*EXERCISE INPUT*.

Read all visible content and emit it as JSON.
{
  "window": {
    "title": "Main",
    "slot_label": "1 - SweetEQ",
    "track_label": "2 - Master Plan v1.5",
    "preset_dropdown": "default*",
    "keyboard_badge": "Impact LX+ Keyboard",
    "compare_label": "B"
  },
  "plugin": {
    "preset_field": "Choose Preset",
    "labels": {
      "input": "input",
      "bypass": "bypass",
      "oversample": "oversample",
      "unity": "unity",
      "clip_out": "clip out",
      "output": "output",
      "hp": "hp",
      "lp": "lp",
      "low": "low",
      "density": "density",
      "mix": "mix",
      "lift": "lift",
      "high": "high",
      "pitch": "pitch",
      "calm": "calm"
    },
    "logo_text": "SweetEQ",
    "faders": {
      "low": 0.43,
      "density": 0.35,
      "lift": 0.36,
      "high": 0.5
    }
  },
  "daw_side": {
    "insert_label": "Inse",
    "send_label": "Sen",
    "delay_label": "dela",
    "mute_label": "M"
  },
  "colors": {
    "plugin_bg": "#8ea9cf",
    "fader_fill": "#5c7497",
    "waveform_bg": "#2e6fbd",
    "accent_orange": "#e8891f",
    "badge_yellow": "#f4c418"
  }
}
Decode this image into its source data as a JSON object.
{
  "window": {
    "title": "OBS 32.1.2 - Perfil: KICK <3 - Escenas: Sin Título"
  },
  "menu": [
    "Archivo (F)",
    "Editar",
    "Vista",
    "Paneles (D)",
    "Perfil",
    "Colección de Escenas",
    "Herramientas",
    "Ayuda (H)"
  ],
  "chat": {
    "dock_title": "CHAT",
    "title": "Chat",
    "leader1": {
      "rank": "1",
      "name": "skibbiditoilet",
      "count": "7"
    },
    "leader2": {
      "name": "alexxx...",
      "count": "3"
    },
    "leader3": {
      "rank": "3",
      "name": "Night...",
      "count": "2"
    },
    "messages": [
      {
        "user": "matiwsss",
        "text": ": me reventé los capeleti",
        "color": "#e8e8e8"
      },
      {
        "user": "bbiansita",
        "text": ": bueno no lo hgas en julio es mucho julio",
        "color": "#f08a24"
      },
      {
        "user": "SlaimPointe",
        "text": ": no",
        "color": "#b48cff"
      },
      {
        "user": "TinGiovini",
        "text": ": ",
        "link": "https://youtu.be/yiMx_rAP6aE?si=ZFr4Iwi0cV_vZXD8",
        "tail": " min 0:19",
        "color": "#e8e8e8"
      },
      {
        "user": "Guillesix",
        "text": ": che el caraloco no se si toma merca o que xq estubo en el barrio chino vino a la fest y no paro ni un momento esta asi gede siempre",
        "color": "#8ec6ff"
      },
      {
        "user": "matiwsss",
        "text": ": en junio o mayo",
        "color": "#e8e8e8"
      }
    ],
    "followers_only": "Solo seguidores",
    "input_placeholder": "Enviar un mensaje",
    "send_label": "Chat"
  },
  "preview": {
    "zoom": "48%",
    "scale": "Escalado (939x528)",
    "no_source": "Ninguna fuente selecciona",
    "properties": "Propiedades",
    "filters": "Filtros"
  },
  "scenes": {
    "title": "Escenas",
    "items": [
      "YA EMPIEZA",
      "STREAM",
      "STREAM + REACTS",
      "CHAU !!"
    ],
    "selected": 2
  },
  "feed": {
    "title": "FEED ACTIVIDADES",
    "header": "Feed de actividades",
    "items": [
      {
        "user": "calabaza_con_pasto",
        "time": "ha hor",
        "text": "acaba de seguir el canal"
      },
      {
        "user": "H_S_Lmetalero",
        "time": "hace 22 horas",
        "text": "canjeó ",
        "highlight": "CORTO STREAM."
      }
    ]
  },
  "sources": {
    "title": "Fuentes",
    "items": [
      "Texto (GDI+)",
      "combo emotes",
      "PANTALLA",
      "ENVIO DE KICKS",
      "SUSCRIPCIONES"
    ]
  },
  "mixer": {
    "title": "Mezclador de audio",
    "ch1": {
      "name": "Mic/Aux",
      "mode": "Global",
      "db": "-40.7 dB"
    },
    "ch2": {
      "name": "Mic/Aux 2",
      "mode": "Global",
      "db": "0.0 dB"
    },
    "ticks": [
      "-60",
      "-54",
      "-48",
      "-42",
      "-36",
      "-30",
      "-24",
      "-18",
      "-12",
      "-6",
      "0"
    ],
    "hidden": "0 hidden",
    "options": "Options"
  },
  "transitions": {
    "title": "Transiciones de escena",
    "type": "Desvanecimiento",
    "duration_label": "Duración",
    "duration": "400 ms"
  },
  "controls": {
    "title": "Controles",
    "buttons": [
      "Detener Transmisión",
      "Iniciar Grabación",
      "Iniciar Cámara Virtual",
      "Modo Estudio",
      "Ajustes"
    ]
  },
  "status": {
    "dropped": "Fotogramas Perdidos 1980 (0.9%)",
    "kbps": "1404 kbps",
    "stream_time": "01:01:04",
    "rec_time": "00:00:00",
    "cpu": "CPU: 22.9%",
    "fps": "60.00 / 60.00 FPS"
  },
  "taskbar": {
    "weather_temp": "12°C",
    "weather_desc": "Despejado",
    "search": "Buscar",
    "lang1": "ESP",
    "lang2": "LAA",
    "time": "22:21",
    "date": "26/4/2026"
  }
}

*YOUR OBJECTIVE*. Can you reproduce all the material exactly?

*FULL RESPONSE*.
Read all visible content and emit it as JSON.
{
  "window": {
    "title": "Main",
    "slot_label": "1 - SweetEQ",
    "track_label": "2 - Master Plan v1.5",
    "preset_dropdown": "default*",
    "keyboard_badge": "Impact LX+ Keyboard",
    "compare_label": "B"
  },
  "plugin": {
    "preset_field": "Choose Preset",
    "labels": {
      "input": "input",
      "bypass": "bypass",
      "oversample": "oversample",
      "unity": "unity",
      "clip_out": "clip out",
      "output": "output",
      "hp": "hp",
      "lp": "lp",
      "low": "low",
      "density": "density",
      "mix": "mix",
      "lift": "lift",
      "high": "high",
      "pitch": "pitch",
      "calm": "calm"
    },
    "logo_text": "SweetEQ",
    "faders": {
      "low": 0.43,
      "density": 0.35,
      "lift": 0.36,
      "high": 0.5
    }
  },
  "daw_side": {
    "insert_label": "Inse",
    "send_label": "Sen",
    "delay_label": "dela",
    "mute_label": "M"
  },
  "colors": {
    "plugin_bg": "#8ea9cf",
    "fader_fill": "#5c7497",
    "waveform_bg": "#2e6fbd",
    "accent_orange": "#e8891f",
    "badge_yellow": "#f4c418"
  }
}
Decode this image into its source data as a JSON object.
{
  "window": {
    "title": "OBS 32.1.2 - Perfil: KICK <3 - Escenas: Sin Título"
  },
  "menu": [
    "Archivo (F)",
    "Editar",
    "Vista",
    "Paneles (D)",
    "Perfil",
    "Colección de Escenas",
    "Herramientas",
    "Ayuda (H)"
  ],
  "chat": {
    "dock_title": "CHAT",
    "title": "Chat",
    "leader1": {
      "rank": "1",
      "name": "skibbiditoilet",
      "count": "7"
    },
    "leader2": {
      "name": "alexxx...",
      "count": "3"
    },
    "leader3": {
      "rank": "3",
      "name": "Night...",
      "count": "2"
    },
    "messages": [
      {
        "user": "matiwsss",
        "text": ": me reventé los capeleti",
        "color": "#e8e8e8"
      },
      {
        "user": "bbiansita",
        "text": ": bueno no lo hgas en julio es mucho julio",
        "color": "#f08a24"
      },
      {
        "user": "SlaimPointe",
        "text": ": no",
        "color": "#b48cff"
      },
      {
        "user": "TinGiovini",
        "text": ": ",
        "link": "https://youtu.be/yiMx_rAP6aE?si=ZFr4Iwi0cV_vZXD8",
        "tail": " min 0:19",
        "color": "#e8e8e8"
      },
      {
        "user": "Guillesix",
        "text": ": che el caraloco no se si toma merca o que xq estubo en el barrio chino vino a la fest y no paro ni un momento esta asi gede siempre",
        "color": "#8ec6ff"
      },
      {
        "user": "matiwsss",
        "text": ": en junio o mayo",
        "color": "#e8e8e8"
      }
    ],
    "followers_only": "Solo seguidores",
    "input_placeholder": "Enviar un mensaje",
    "send_label": "Chat"
  },
  "preview": {
    "zoom": "48%",
    "scale": "Escalado (939x528)",
    "no_source": "Ninguna fuente selecciona",
    "properties": "Propiedades",
    "filters": "Filtros"
  },
  "scenes": {
    "title": "Escenas",
    "items": [
      "YA EMPIEZA",
      "STREAM",
      "STREAM + REACTS",
      "CHAU !!"
    ],
    "selected": 2
  },
  "feed": {
    "title": "FEED ACTIVIDADES",
    "header": "Feed de actividades",
    "items": [
      {
        "user": "calabaza_con_pasto",
        "time": "ha hor",
        "text": "acaba de seguir el canal"
      },
      {
        "user": "H_S_Lmetalero",
        "time": "hace 22 horas",
        "text": "canjeó ",
        "highlight": "CORTO STREAM."
      }
    ]
  },
  "sources": {
    "title": "Fuentes",
    "items": [
      "Texto (GDI+)",
      "combo emotes",
      "PANTALLA",
      "ENVIO DE KICKS",
      "SUSCRIPCIONES"
    ]
  },
  "mixer": {
    "title": "Mezclador de audio",
    "ch1": {
      "name": "Mic/Aux",
      "mode": "Global",
      "db": "-40.7 dB"
    },
    "ch2": {
      "name": "Mic/Aux 2",
      "mode": "Global",
      "db": "0.0 dB"
    },
    "ticks": [
      "-60",
      "-54",
      "-48",
      "-42",
      "-36",
      "-30",
      "-24",
      "-18",
      "-12",
      "-6",
      "0"
    ],
    "hidden": "0 hidden",
    "options": "Options"
  },
  "transitions": {
    "title": "Transiciones de escena",
    "type": "Desvanecimiento",
    "duration_label": "Duración",
    "duration": "400 ms"
  },
  "controls": {
    "title": "Controles",
    "buttons": [
      "Detener Transmisión",
      "Iniciar Grabación",
      "Iniciar Cámara Virtual",
      "Modo Estudio",
      "Ajustes"
    ]
  },
  "status": {
    "dropped": "Fotogramas Perdidos 1980 (0.9%)",
    "kbps": "1404 kbps",
    "stream_time": "01:01:04",
    "rec_time": "00:00:00",
    "cpu": "CPU: 22.9%",
    "fps": "60.00 / 60.00 FPS"
  },
  "taskbar": {
    "weather_temp": "12°C",
    "weather_desc": "Despejado",
    "search": "Buscar",
    "lang1": "ESP",
    "lang2": "LAA",
    "time": "22:21",
    "date": "26/4/2026"
  }
}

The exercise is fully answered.